■ Compito richiesto ■
Riporta parola per parola le righe a partire dalla prima e fino alla riga che contiene "average-value: 2.68 <box>665 86 696 103</box>", inclusa.

■ Voci di dati ■
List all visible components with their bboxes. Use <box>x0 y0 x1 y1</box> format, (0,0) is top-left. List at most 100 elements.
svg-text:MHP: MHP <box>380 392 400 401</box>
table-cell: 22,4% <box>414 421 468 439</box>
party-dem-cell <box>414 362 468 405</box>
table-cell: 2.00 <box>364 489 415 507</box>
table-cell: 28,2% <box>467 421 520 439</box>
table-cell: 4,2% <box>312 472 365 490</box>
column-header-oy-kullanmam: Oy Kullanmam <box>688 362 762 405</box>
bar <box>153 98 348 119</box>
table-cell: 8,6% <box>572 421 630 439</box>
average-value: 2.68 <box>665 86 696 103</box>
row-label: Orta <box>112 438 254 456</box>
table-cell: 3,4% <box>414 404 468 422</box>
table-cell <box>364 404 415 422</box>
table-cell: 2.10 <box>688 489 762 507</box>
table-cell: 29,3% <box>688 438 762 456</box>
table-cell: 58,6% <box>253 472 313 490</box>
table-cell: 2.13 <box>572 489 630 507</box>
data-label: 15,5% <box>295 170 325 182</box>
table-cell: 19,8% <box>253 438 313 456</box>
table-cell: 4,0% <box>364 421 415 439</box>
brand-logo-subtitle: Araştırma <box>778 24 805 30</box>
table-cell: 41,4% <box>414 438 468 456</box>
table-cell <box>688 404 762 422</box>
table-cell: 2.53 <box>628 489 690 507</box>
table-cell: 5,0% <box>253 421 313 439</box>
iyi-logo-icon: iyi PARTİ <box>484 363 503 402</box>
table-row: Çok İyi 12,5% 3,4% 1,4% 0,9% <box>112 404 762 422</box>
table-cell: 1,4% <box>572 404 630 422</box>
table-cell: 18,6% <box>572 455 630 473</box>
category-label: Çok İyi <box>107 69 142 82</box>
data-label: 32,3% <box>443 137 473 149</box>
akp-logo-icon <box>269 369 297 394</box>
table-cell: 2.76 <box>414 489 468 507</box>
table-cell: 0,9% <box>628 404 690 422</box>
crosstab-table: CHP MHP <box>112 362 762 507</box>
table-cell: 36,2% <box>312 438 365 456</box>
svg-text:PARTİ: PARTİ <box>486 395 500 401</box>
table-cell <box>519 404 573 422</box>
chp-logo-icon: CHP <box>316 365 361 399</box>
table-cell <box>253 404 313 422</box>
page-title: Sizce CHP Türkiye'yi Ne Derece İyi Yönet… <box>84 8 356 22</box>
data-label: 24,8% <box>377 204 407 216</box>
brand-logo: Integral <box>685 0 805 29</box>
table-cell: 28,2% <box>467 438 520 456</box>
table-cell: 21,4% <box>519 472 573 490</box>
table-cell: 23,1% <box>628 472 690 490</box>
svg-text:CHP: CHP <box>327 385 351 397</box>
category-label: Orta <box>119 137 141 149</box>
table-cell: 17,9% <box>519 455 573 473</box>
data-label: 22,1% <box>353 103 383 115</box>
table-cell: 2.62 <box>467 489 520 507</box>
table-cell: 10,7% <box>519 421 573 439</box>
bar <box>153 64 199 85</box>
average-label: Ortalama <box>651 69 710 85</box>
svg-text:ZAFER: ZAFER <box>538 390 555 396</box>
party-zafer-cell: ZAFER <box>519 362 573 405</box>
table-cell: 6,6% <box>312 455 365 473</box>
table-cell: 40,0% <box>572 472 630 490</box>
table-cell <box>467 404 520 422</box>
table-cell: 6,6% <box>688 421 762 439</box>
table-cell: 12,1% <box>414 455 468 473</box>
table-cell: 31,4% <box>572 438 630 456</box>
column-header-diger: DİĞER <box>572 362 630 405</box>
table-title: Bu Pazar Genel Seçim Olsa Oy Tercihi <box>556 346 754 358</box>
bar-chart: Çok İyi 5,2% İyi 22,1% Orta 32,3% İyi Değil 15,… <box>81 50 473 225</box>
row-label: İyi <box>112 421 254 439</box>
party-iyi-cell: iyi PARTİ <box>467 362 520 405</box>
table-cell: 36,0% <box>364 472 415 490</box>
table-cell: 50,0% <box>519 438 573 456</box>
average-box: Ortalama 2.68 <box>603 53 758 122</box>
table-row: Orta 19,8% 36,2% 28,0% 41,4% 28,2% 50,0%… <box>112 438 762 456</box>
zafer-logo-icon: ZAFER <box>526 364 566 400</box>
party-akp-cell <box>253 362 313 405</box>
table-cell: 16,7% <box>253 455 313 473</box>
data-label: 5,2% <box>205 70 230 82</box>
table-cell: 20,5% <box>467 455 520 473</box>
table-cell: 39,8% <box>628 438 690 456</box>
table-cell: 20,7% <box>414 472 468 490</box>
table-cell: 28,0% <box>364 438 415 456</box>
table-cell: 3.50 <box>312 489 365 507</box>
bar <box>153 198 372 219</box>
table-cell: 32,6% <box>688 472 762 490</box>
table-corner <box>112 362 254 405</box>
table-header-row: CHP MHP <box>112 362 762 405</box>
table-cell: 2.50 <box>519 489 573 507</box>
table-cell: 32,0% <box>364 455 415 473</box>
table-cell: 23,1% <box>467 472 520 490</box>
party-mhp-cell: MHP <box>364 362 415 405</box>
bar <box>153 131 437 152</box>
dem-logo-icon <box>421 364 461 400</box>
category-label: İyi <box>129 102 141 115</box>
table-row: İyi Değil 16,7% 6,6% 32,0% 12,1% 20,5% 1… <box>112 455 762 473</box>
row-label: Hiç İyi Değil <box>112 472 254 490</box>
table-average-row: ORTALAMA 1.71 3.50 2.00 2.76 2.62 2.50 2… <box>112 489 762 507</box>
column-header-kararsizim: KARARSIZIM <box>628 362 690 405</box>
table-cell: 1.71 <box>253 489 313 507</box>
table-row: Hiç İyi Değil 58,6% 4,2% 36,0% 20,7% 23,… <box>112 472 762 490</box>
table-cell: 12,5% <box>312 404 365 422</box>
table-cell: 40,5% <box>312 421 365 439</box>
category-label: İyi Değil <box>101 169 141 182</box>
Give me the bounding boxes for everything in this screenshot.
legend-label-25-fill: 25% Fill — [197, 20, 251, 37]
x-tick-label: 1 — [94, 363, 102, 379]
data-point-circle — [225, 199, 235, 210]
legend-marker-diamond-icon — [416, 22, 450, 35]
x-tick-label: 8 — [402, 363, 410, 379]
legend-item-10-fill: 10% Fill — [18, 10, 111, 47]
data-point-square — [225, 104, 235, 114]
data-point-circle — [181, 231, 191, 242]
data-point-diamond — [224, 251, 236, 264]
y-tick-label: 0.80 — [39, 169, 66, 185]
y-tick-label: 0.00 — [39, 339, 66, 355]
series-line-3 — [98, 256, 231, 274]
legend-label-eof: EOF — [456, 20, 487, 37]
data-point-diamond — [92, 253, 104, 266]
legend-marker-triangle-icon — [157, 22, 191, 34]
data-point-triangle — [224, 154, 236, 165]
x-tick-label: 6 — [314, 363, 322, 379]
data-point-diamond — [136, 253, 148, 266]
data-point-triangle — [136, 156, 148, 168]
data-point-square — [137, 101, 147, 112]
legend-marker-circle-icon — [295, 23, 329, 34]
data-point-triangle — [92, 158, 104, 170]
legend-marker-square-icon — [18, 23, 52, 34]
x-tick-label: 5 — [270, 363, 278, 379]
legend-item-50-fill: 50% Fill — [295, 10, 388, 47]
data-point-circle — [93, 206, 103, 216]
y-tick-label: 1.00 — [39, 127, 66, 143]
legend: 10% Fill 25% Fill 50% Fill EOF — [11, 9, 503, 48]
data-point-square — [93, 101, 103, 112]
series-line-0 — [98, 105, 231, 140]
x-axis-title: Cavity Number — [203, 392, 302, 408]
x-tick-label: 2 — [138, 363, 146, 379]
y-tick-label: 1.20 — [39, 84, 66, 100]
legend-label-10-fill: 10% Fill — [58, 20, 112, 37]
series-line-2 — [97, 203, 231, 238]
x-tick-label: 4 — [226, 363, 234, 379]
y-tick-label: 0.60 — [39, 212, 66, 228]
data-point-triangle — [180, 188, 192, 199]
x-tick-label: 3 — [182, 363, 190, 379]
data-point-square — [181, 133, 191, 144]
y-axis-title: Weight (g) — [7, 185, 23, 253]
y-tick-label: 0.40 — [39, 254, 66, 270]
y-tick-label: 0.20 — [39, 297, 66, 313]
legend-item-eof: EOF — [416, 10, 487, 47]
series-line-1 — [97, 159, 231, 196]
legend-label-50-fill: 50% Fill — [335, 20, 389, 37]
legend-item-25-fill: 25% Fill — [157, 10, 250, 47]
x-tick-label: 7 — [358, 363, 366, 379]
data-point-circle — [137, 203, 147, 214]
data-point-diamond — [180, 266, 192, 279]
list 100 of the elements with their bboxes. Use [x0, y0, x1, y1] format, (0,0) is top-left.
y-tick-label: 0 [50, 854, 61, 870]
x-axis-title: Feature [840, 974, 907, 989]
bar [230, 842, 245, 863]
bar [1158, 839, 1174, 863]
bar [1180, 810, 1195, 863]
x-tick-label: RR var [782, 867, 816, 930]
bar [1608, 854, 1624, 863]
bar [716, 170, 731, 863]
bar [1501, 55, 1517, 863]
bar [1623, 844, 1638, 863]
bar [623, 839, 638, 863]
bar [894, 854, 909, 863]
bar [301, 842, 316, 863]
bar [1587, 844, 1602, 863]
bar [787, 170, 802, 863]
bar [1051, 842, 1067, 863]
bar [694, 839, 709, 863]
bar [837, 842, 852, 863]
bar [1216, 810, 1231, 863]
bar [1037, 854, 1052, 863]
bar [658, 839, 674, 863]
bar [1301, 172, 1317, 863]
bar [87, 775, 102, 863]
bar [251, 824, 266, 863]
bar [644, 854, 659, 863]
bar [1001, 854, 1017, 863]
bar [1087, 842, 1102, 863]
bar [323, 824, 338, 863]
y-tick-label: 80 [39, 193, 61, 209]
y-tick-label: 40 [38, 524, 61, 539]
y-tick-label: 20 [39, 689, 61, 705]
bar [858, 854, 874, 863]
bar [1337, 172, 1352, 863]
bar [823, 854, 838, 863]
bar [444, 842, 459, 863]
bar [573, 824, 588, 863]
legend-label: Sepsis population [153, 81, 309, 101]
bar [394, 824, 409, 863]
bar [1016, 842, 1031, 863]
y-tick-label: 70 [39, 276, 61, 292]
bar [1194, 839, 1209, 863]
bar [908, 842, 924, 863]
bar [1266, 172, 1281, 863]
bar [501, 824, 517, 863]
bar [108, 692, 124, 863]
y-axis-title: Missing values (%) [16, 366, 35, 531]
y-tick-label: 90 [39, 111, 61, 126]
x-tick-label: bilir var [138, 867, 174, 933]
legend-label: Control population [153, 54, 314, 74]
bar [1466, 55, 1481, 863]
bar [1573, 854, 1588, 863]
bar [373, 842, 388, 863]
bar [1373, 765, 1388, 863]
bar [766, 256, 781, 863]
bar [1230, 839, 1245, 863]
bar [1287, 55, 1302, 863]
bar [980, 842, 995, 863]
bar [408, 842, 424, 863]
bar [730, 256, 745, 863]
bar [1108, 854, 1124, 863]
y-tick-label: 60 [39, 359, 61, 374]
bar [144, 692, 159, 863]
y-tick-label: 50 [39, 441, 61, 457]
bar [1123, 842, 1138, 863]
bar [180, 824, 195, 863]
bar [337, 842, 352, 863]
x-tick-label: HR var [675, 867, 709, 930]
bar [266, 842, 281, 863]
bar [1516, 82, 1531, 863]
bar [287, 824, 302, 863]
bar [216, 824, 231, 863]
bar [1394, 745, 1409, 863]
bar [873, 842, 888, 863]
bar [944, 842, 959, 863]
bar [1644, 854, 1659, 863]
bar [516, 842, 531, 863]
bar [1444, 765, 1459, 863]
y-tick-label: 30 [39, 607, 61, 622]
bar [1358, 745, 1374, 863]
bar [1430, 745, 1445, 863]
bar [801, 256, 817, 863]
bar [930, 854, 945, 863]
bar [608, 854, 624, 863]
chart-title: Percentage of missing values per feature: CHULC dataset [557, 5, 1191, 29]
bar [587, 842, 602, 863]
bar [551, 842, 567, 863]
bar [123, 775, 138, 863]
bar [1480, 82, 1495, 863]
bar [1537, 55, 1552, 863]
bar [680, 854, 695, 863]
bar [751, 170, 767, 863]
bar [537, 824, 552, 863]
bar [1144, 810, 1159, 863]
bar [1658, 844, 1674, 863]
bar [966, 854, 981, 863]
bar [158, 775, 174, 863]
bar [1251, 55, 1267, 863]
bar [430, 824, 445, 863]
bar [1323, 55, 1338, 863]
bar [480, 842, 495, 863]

■ Risultato del compito ■
List all visible components with their bboxes. Use <box>x0 y0 x1 y1</box> format, (0,0) is top-left. List at most 100 elements.
svg-text:MHP: MHP <box>380 392 400 401</box>
table-cell: 22,4% <box>414 421 468 439</box>
party-dem-cell <box>414 362 468 405</box>
table-cell: 2.00 <box>364 489 415 507</box>
table-cell: 28,2% <box>467 421 520 439</box>
table-cell: 4,2% <box>312 472 365 490</box>
column-header-oy-kullanmam: Oy Kullanmam <box>688 362 762 405</box>
bar <box>153 98 348 119</box>
table-cell: 8,6% <box>572 421 630 439</box>
average-value: 2.68 <box>665 86 696 103</box>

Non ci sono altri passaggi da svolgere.